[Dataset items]

********

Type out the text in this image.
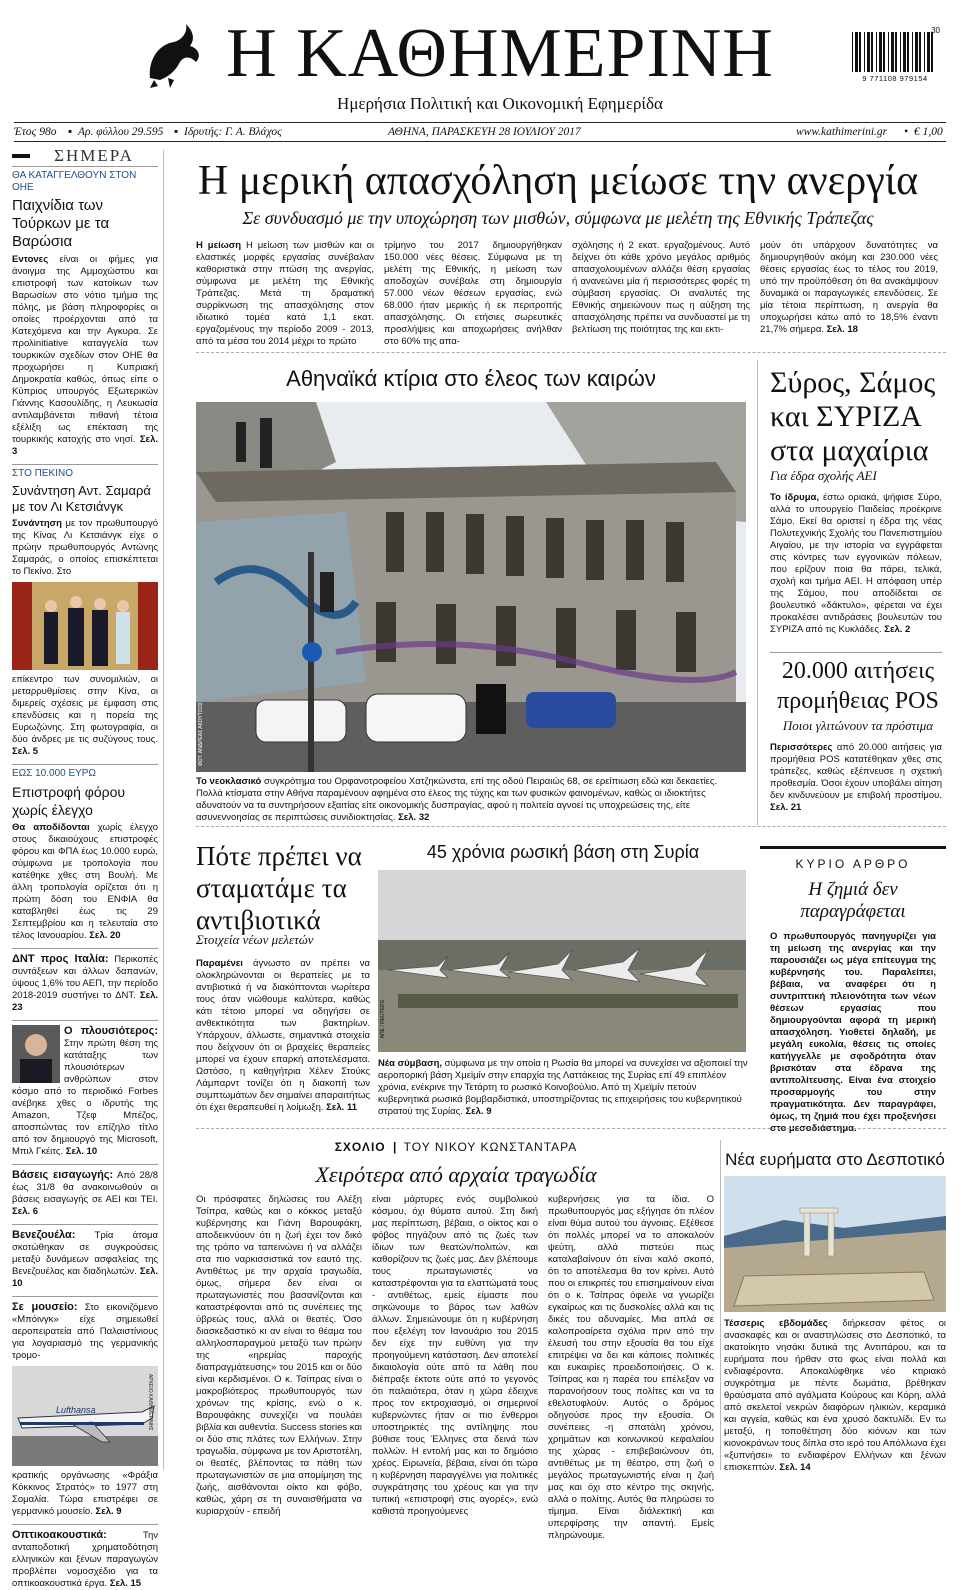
Η ΚΑΘΗΜΕΡΙΝΗ
Ημερήσια Πολιτική και Οικονομική Εφημερίδα
30
9 771108 979154
Έτος 98ο ▪ Αρ. φύλλου 29.595 ▪ Ιδρυτής: Γ. Α. Βλάχος	ΑΘΗΝΑ, ΠΑΡΑΣΚΕΥΗ 28 ΙΟΥΛΙΟΥ 2017	www.kathimerini.gr • € 1,00
ΣΗΜΕΡΑ
ΘΑ ΚΑΤΑΓΓΕΛΘΟΥΝ ΣΤΟΝ ΟΗΕ
Παιχνίδια των Τούρκων με τα Βαρώσια
Εντονες είναι οι φήμες για άνοιγμα της Αμμοχώστου και επιστροφή των κατοίκων των Βαρωσίων στο νότιο τμήμα της πόλης, με βάση πληροφορίες οι οποίες προέρχονται από τα Κατεχόμενα και την Αγκυρα. Σε προλinitiative καταγγελία των τουρκικών σχεδίων στον ΟΗΕ θα προχωρήσει η Κυπριακή Δημοκρατία καθώς, όπως είπε ο Κύπριος υπουργός Εξωτερικών Γιάννης Κασουλίδης, η Λευκωσία αντιλαμβάνεται πιθανή τέτοια εξέλιξη ως επέκταση της τουρκικής κατοχής στο νησί. Σελ. 3
ΣΤΟ ΠΕΚΙΝΟ
Συνάντηση Αντ. Σαμαρά με τον Λι Κετσιάνγκ
Συνάντηση με τον πρωθυπουργό της Κίνας Λι Κετσιάνγκ είχε ο πρώην πρωθυπουργός Αντώνης Σαμαράς, ο οποίος επισκέπτεται το Πεκίνο. Στο
επίκεντρο των συνομιλιών, οι μεταρρυθμίσεις στην Κίνα, οι διμερείς σχέσεις με έμφαση στις επενδύσεις και η πορεία της Ευρωζώνης. Στη φωτογραφία, οι δύο άνδρες με τις συζύγους τους. Σελ. 5
ΕΩΣ 10.000 ΕΥΡΩ
Επιστροφή φόρου χωρίς έλεγχο
Θα αποδίδονται χωρίς έλεγχο στους δικαιούχους επιστροφές φόρου και ΦΠΑ έως 10.000 ευρώ, σύμφωνα με τροπολογία που κατέθηκε χθες στη Βουλή. Με άλλη τροπολογία ορίζεται ότι η πρώτη δόση του ΕΝΦΙΑ θα καταβληθεί έως τις 29 Σεπτεμβρίου και η τελευταία στο τέλος Ιανουαρίου. Σελ. 20
ΔΝΤ προς Ιταλία: Περικοπές συντάξεων και άλλων δαπανών, ύψους 1,6% του ΑΕΠ, την περίοδο 2018-2019 συστήνει το ΔΝΤ. Σελ. 23
Ο πλουσιότερος: Στην πρώτη θέση της κατάταξης των πλουσιότερων ανθρώπων στον κόσμο από το περιοδικό Forbes ανέβηκε χθες ο ιδρυτής της Amazon, Τζεφ Μπέζος, αποσπώντας τον επίζηλο τίτλο από τον δημιουργό της Microsoft, Μπιλ Γκέιτς. Σελ. 10
Βάσεις εισαγωγής: Από 28/8 έως 31/8 θα ανακοινωθούν οι βάσεις εισαγωγής σε ΑΕΙ και ΤΕΙ. Σελ. 6
Βενεζουέλα: Τρία άτομα σκοτώθηκαν σε συγκρούσεις μεταξύ δυνάμεων ασφαλείας της Βενεζουέλας και διαδηλωτών. Σελ. 10
Σε μουσείο: Στο εικονιζόμενο «Μπόινγκ» είχε σημειωθεί αεροπειρατεία από Παλαιστίνιους για λογαριασμό της γερμανικής τρομο-
Lufthansa	ΑΡΧΕΙΟ ΚΑΘΗΜΕΡΙΝΗΣ
κρατικής οργάνωσης «Φράξια Κόκκινος Στρατός» το 1977 στη Σομαλία. Τώρα επιστρέφει σε γερμανικό μουσείο. Σελ. 9
Οπτικοακουστικά: Την ανταποδοτική χρηματοδότηση ελληνικών και ξένων παραγωγών προβλέπει νομοσχέδιο για τα οπτικοακουστικά έργα. Σελ. 15
Η μερική απασχόληση μείωσε την ανεργία
Σε συνδυασμό με την υποχώρηση των μισθών, σύμφωνα με μελέτη της Εθνικής Τράπεζας
Η μείωση Η μείωση των μισθών και οι ελαστικές μορφές εργασίας συνέβαλαν καθοριστικά στην πτώση της ανεργίας, σύμφωνα με μελέτη της Εθνικής Τράπεζας. Μετά τη δραματική συρρίκνωση της απασχόλησης στον ιδιωτικό τομέα κατά 1,1 εκατ. εργαζομένους την περίοδο 2009 - 2013, από τα μέσα του 2014 μέχρι το πρώτο
τρίμηνο του 2017 δημιουργήθηκαν 150.000 νέες θέσεις. Σύμφωνα με τη μελέτη της Εθνικής, η μείωση των αποδοχών συνέβαλε στη δημιουργία 57.000 νέων θέσεων εργασίας, ενώ 68.000 ήταν μερικής ή εκ περιτροπής απασχόλησης. Οι ετήσιες σωρευτικές προσλήψεις και αποχωρήσεις ανήλθαν στο 60% της απα-
σχόλησης ή 2 εκατ. εργαζομένους. Αυτό δείχνει ότι κάθε χρόνο μεγάλος αριθμός απασχολουμένων αλλάζει θέση εργασίας ή ανανεώνει μία ή περισσότερες φορές τη σύμβαση εργασίας. Οι αναλυτές της Εθνικής σημειώνουν πως η αύξηση της απασχόλησης πρέπει να συνδυαστεί με τη βελτίωση της ποιότητας της και εκτι-
μούν ότι υπάρχουν δυνατότητες να δημιουργηθούν ακόμη και 230.000 νέες θέσεις εργασίας έως το τέλος του 2019, υπό την προϋπόθεση ότι θα ανακάμψουν δυναμικά οι παραγωγικές επενδύσεις. Σε μία τέτοια περίπτωση, η ανεργία θα υποχωρήσει κάτω από το 18,5% έναντι 21,7% σήμερα. Σελ. 18
Αθηναϊκά κτίρια στο έλεος των καιρών
ΦΩΤ. ΑΝΔΡΕΑΣ ΑΚΟΥΤΣΟΣ
Το νεοκλασικό συγκρότημα του Ορφανοτροφείου Χατζηκώνστα, επί της οδού Πειραιώς 68, σε ερείπιωση εδώ και δεκαετίες. Πολλά κτίσματα στην Αθήνα παραμένουν αφημένα στο έλεος της τύχης και των φυσικών φαινομένων, καθώς οι ιδιοκτήτες αδυνατούν να τα συντηρήσουν εξαιτίας είτε οικονομικής δυσπραγίας, αφού η πολιτεία αγνοεί τις υποχρεώσεις της, είτε ασυνεννοησίας σε περιπτώσεις συνιδιοκτησίας. Σελ. 32
Σύρος, Σάμος και ΣΥΡΙΖΑ στα μαχαίρια
Για έδρα σχολής ΑΕΙ
Το ίδρυμα, έστω οριακά, ψήφισε Σύρο, αλλά το υπουργείο Παιδείας προέκρινε Σάμο. Εκεί θα οριστεί η έδρα της νέας Πολυτεχνικής Σχολής του Πανεπιστημίου Αιγαίου, με την ιστορία να εγγράφεται στις κόντρες των εγγονικών πόλεων, που ερίζουν ποια θα πάρει, τελικά, σχολή και τμήμα ΑΕΙ. Η απόφαση υπέρ της Σάμου, που αποδίδεται σε βουλευτικό «δάκτυλο», φέρεται να έχει προκαλέσει αντιδράσεις βουλευτών του ΣΥΡΙΖΑ από τις Κυκλάδες. Σελ. 2
20.000 αιτήσεις προμήθειας POS
Ποιοι γλιτώνουν τα πρόστιμα
Περισσότερες από 20.000 αιτήσεις για προμήθεια POS κατατέθηκαν χθες στις τράπεζες, καθώς εξέπνευσε η σχετική προθεσμία. Όσοι έχουν υποβάλει αίτηση δεν κινδυνεύουν με επιβολή προστίμου. Σελ. 21
Πότε πρέπει να σταματάμε τα αντιβιοτικά
Στοιχεία νέων μελετών
Παραμένει άγνωστο αν πρέπει να ολοκληρώνονται οι θεραπείες με τα αντιβιοτικά ή να διακόπτονται νωρίτερα τους όταν νιώθουμε καλύτερα, καθώς κάτι τέτοιο μπορεί να οδηγήσει σε ανθεκτικότητα των βακτηρίων. Υπάρχουν, άλλωστε, σημαντικά στοιχεία που δείχνουν ότι οι βραχείες θεραπείες μπορεί να έχουν επαρκή αποτελέσματα. Ωστόσο, η καθηγήτρια Χέλεν Στούκς Λάμπαρντ τονίζει ότι η διακοπή των συμπτωμάτων δεν σημαίνει απαραιτήτως ότι έχει θεραπευθεί η λοίμωξη. Σελ. 11
45 χρόνια ρωσική βάση στη Συρία
ΑΠΕ / REUTERS
Νέα σύμβαση, σύμφωνα με την οποία η Ρωσία θα μπορεί να συνεχίσει να αξιοποιεί την αεροπορική βάση Χμεϊμίν στην επαρχία της Λαττάκειας της Συρίας επί 49 επιπλέον χρόνια, ενέκρινε την Τετάρτη το ρωσικό Κοινοβούλιο. Από τη Χμεϊμίν πετούν κυβερνητικά ρωσικά βομβαρδιστικά, υποστηρίζοντας τις επιχειρήσεις του κυβερνητικού στρατού της Συρίας. Σελ. 9
ΚΥΡΙΟ ΑΡΘΡΟ
Η ζημιά δεν παραγράφεται
Ο πρωθυπουργός πανηγυρίζει για τη μείωση της ανεργίας και την παρουσιάζει ως μέγα επίτευγμα της κυβέρνησής του. Παραλείπει, βέβαια, να αναφέρει ότι η συντριπτική πλειονότητα των νέων θέσεων εργασίας που δημιουργούνται αφορά τη μερική απασχόληση. Υιοθετεί δηλαδή, με μεγάλη ευκολία, θέσεις τις οποίες κατήγγελλε με σφοδρότητα όταν βρισκόταν στα έδρανα της αντιπολίτευσης. Είναι ένα στοιχείο προσαρμογής του στην πραγματικότητα. Δεν παραγράφει, όμως, τη ζημιά που έχει προξενήσει στο μεσοδιάστημα.
ΣΧΟΛΙΟ | ΤΟΥ ΝΙΚΟΥ ΚΩΝΣΤΑΝΤΑΡΑ
Χειρότερα από αρχαία τραγωδία
Οι πρόσφατες δηλώσεις του Αλέξη Τσίπρα, καθώς και ο κόκκος μεταξύ κυβέρνησης και Γιάνη Βαρουφάκη, αποδεικνύουν ότι η ζωή έχει τον δικό της τρόπο να ταπεινώνει ή να αλλάζει στα πιο ναρκισσιστικά τον εαυτό της. Αντιθέτως με την αρχαία τραγωδία, όμως, σήμερα δεν είναι οι πρωταγωνιστές που βασανίζονται και καταστρέφονται από τις συνέπειες της ύβρεώς τους, αλλά οι θεατές. Όσο διασκεδαστικό κι αν είναι το θέαμα του αλληλοσπαραγμού μεταξύ των πρώην της «ηρεμίας παροχής διαπραγμάτευσης» του 2015 και οι δύο είναι κερδισμένοι. Ο κ. Τσίπρας είναι ο μακροβιότερος πρωθυπουργός των χρόνων της κρίσης, ενώ ο κ. Βαρουφάκης συνεχίζει να πουλάει βιβλία και αυθεντία. Success stories και οι δύο στις πλάτες των Ελλήνων. Στην τραγωδία, σύμφωνα με τον Αριστοτέλη, οι θεατές, βλέποντας τα πάθη των πρωταγωνιστών σε μια απομίμηση της ζωής, αισθάνονται οίκτο και φόβο, καθώς, χάρη σε τη συναισθήματα να κυριαρχούν - επειδή
είναι μάρτυρες ενός συμβολικού κόσμου, όχι θύματα αυτού. Στη δική μας περίπτωση, βέβαια, ο οίκτος και ο φόβος πηγάζουν από τις ζωές των ίδιων των θεατών/πολιτών, και καθορίζουν τις ζωές μας. Δεν βλέπουμε τους πρωταγωνιστές να καταστρέφονται για τα ελαττώματά τους - αντιθέτως, εμείς είμαστε που σηκώνουμε το βάρος των λαθών άλλων. Σημειώνουμε ότι η κυβέρνηση που εξελέγη τον Ιανουάριο του 2015 δεν είχε την ευθύνη για την προηγούμενη κατάσταση. Δεν αποτελεί δικαιολογία ούτε από τα λάθη που διέπραξε έκτοτε ούτε από το γεγονός ότι παλαιότερα, όταν η χώρα έδειχνε προς τον εκτροχιασμό, οι σημερινοί κυβερνώντες ήταν οι πιο ένθερμοι υποστηρικτές της αντίληψης που βύθισε τους Έλληνες στα δεινά των πολλών. Η εντολή μας και το δημόσιο χρέος. Ειρωνεία, βέβαια, είναι ότι τώρα η κυβέρνηση παραγγέλνει για πολιτικές συγκράτησης του χρέους και για την τυπική «επιστροφή στις αγορές», ενώ καθιστά προηγούμενες
κυβερνήσεις για τα ίδια. Ο πρωθυπουργός μας εξήγησε ότι πλέον είναι θύμα αυτού του άγνοιας. Εξέθεσε ότι πολλές μπορεί να το αποκαλούν ψεύτη, αλλά πιστεύει πως καταλαβαίνουν ότι είναι καλό σκοπό, ότι το αποτέλεσμα θα τον κρίνει. Αυτό που οι επικριτές του επισημαίνουν είναι ότι ο κ. Τσίπρας όφειλε να γνωρίζει εγκαίρως και τις δυσκολίες αλλά και τις δικές του αδυναμίες. Μια απλά σε καλοπροαίρετα σχόλια πριν από την έλευσή του στην εξουσία θα του είχε επιτρέψει να δει και κάποιες πολιτικές και ευκαιρίες προειδοποιήσεις. Ο κ. Τσίπρας και η παρέα του επέλεξαν να παρανοήσουν τους πολίτες και να τα εθελοτυφλούν. Αυτός ο δρόμος οδηγούσε προς την εξουσία. Οι συνέπειες -η σπατάλη χρόνου, χρημάτων και κοινωνικού κεφαλαίου της χώρας - επιβεβαιώνουν ότι, αντιθέτως με τη θέατρο, στη ζωή ο μεγάλος πρωταγωνιστής είναι η ζωή μας και όχι στο κέντρο της σκηνής, αλλά ο πολίτης. Αυτός θα πληρώσει το τίμημα. Είναι διάλεκτική και υπερφίρσης την απαντή. Εμείς πληρώνουμε.
Νέα ευρήματα στο Δεσποτικό
Τέσσερις εβδομάδες διήρκεσαν φέτος οι ανασκαφές και οι αναστηλώσεις στο Δεσποτικό, τα ακατοίκητο νησάκι δυτικά της Αντιπάρου, και τα ευρήματα που ήρθαν στο φως είναι πολλά και ενδιαφέροντα. Αποκαλύφθηκε νέο κτιριακό συγκρότημα με πέντε δωμάτια, βρέθηκαν θραύσματα από αγάλματα Κούρους και Κόρη, αλλά από σκελετοί νεκρών διαφόρων ηλικιών, κεραμικά και αγγεία, καθώς και ένα χρυσό δακτυλίδι. Εν τω μεταξύ, η τοποθέτηση δύο κιόνων και των κιονοκράνων τους δίπλα στο ιερό του Απόλλωνα έχει «ξυπνήσει» το ενδιαφέρον Ελλήνων και ξένων επισκεπτών. Σελ. 14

********

> What the task asks: List all lines from the entries that include the word "εκατ".

> Reply to the task:
Η μείωση Η μείωση των μισθών και οι ελαστικές μορφές εργασίας συνέβαλαν καθοριστικά στην πτώση της ανεργίας, σύμφωνα με μελέτη της Εθνικής Τράπεζας. Μετά τη δραματική συρρίκνωση της απασχόλησης στον ιδιωτικό τομέα κατά 1,1 εκατ. εργαζομένους την περίοδο 2009 - 2013, από τα μέσα του 2014 μέχρι το πρώτο
σχόλησης ή 2 εκατ. εργαζομένους. Αυτό δείχνει ότι κάθε χρόνο μεγάλος αριθμός απασχολουμένων αλλάζει θέση εργασίας ή ανανεώνει μία ή περισσότερες φορές τη σύμβαση εργασίας. Οι αναλυτές της Εθνικής σημειώνουν πως η αύξηση της απασχόλησης πρέπει να συνδυαστεί με τη βελτίωση της ποιότητας της και εκτι-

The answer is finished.